Workers' compensation. Fulton Superior Court. Before Judge Langham.
Appellee Paul Florence was injured on the job and on January 27, 1983 was awarded weekly workers' compensation benefits by the Administrative Law Judge. Appellant McLean Trucking Company appealed to the full board, which entered an award on July 7, 1983 adopting that of the ALJ. McLean did not appeal and on August 25, 1983, 49 days after the award of the full board, it delivered to Florence's attorney drafts in payment of the accrued benefits as of that date. On August 30, 1983 Florence filed a request for a hearing to assess penalties and attorney fees for late payment of the award. Upon denial of his motion he appealed to the full board, which by order of April 16, 1984 directed McLean to pay the 20% penalty pursuant to OCGA 34-9-221 (f) and Board Rule 221 (f). McLean's appeal from the board order to the superior court resulted in affirmance of the penalty. McLean then filed an application for discretionary review to this court, which was granted in order to determine the proper time period for paying an award of benefits so as to avoid penalties.
OCGA 34-9-221 (f) (Ga. L. 1978, pp. 2220, 2227) provides: "If income benefits payable under the terms of an award are not paid within 20 days after becoming due, there shall be added to the accrued income benefits an amount equal to 20 percent thereof, which shall be paid at the same time as, but in addition to, the accrued benefits unless review of the award is granted by the board." (Emphasis supplied.) Rule 221 (f) of the State Board of Workers' Compensation states: "Accrued benefits payable under the terms of an award are due on the date the award is issued." (Emphasis supplied.) However, OCGA 34-9-105 (b) allows either party to the dispute to appeal to the superior court within 30 days from the date of any final award or judgment of the board.

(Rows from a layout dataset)
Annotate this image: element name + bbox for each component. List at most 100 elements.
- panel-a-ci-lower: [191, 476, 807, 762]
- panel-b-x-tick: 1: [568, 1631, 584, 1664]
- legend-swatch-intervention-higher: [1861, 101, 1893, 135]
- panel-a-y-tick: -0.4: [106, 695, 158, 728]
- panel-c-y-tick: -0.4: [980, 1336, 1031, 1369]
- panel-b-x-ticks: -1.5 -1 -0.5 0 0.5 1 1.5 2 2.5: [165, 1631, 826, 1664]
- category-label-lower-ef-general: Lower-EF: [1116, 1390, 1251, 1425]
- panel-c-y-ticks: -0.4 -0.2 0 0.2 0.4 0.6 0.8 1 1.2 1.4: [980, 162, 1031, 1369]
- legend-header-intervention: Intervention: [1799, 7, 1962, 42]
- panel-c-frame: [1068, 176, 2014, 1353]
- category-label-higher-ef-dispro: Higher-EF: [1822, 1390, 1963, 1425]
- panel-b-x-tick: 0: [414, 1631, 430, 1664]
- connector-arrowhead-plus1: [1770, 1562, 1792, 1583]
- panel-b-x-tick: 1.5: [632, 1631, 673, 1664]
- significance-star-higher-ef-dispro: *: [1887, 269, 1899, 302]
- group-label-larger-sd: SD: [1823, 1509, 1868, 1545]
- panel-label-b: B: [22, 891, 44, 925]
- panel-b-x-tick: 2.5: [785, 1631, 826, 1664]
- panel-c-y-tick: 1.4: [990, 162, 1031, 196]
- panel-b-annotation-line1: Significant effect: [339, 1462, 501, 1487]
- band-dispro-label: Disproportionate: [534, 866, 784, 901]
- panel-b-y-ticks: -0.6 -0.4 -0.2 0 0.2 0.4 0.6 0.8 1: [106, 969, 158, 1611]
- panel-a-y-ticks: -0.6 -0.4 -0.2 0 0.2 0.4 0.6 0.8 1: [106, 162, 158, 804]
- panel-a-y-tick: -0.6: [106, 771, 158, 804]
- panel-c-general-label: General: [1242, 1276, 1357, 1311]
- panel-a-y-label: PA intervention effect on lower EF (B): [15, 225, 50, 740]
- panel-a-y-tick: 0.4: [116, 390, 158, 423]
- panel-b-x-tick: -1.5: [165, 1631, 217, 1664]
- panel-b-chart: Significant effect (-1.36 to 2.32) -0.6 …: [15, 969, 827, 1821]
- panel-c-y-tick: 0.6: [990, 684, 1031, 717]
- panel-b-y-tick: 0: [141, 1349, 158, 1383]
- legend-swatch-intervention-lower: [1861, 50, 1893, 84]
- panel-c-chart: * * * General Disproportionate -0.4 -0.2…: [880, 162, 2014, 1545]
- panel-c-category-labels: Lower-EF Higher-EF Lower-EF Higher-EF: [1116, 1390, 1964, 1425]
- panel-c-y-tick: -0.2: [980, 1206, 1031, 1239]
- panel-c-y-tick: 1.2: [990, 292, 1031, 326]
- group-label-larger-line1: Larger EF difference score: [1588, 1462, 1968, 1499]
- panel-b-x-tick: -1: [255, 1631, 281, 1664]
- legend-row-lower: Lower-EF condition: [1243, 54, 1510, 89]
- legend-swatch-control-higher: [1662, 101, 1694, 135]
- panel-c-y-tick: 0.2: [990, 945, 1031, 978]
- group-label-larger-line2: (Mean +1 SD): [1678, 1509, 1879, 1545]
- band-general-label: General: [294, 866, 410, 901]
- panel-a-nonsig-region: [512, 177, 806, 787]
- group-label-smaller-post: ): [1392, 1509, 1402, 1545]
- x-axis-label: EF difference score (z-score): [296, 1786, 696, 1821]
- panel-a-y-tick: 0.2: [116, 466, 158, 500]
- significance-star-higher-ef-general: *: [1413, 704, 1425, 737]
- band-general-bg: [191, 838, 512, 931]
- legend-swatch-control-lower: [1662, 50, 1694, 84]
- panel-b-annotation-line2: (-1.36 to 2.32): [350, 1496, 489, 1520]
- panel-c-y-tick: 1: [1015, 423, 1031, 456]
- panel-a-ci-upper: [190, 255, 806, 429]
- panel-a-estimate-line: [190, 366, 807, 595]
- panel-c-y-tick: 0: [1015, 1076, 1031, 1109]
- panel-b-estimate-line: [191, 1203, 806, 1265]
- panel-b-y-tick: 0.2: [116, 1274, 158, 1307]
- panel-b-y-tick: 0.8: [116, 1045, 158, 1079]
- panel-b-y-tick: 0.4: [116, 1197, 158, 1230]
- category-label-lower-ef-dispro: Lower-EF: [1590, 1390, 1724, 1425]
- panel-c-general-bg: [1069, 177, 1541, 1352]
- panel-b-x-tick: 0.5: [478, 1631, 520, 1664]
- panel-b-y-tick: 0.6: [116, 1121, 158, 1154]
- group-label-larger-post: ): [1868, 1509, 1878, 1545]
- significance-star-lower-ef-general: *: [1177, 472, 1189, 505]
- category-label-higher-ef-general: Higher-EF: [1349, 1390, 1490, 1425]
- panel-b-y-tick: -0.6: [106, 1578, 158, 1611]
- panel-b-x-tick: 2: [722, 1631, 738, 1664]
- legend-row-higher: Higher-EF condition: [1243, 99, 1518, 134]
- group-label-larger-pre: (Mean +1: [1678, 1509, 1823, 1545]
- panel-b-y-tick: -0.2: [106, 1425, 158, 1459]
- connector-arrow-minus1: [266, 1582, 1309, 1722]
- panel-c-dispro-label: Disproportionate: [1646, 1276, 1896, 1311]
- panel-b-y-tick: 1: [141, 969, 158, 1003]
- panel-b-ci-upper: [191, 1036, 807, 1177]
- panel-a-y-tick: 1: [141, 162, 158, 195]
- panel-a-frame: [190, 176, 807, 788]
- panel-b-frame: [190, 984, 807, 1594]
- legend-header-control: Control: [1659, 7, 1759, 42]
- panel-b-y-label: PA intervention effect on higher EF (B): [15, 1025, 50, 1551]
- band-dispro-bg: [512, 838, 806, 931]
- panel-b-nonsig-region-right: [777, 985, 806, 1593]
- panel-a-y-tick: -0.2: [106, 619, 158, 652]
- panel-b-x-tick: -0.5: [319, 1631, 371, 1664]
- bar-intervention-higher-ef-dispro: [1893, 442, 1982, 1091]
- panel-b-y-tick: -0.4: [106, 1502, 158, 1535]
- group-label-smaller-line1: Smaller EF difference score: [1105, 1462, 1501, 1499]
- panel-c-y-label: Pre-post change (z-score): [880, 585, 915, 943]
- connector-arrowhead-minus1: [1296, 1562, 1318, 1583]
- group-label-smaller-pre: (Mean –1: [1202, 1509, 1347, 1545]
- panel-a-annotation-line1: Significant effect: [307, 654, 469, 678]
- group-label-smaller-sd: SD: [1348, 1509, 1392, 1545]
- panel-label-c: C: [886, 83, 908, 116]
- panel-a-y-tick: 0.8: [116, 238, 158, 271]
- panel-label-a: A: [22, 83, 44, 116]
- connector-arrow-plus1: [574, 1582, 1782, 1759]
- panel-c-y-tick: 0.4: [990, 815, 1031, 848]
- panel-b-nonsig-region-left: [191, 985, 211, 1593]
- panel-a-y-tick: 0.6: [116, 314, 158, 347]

What to do:
1 > List every calendar date given in the workers' compensation text.
2 > Reproduce the passage of the workers' compensation text between "OCGA 34-9-221 (f) (Ga." and "of the board.", inclusive.
3 > According to the workers' compensation text, how many days after the full board's award did McLean deliver payment drafts to Florence's attorney?

Task-by-task answers:
1 >
January 27, 1983
July 7, 1983
August 25, 1983
August 30, 1983
April 16, 1984

2 >
OCGA 34-9-221 (f) (Ga. L. 1978, pp. 2220, 2227) provides: "If income benefits payable under the terms of an award are not paid within 20 days after becoming due, there shall be added to the accrued income benefits an amount equal to 20 percent thereof, which shall be paid at the same time as, but in addition to, the accrued benefits unless review of the award is granted by the board." (Emphasis supplied.) Rule 221 (f) of the State Board of Workers' Compensation states: "Accrued benefits payable under the terms of an award are due on the date the award is issued." (Emphasis supplied.) However, OCGA 34-9-105 (b) allows either party to the dispute to appeal to the superior court within 30 days from the date of any final award or judgment of the board.

3 > 49 days.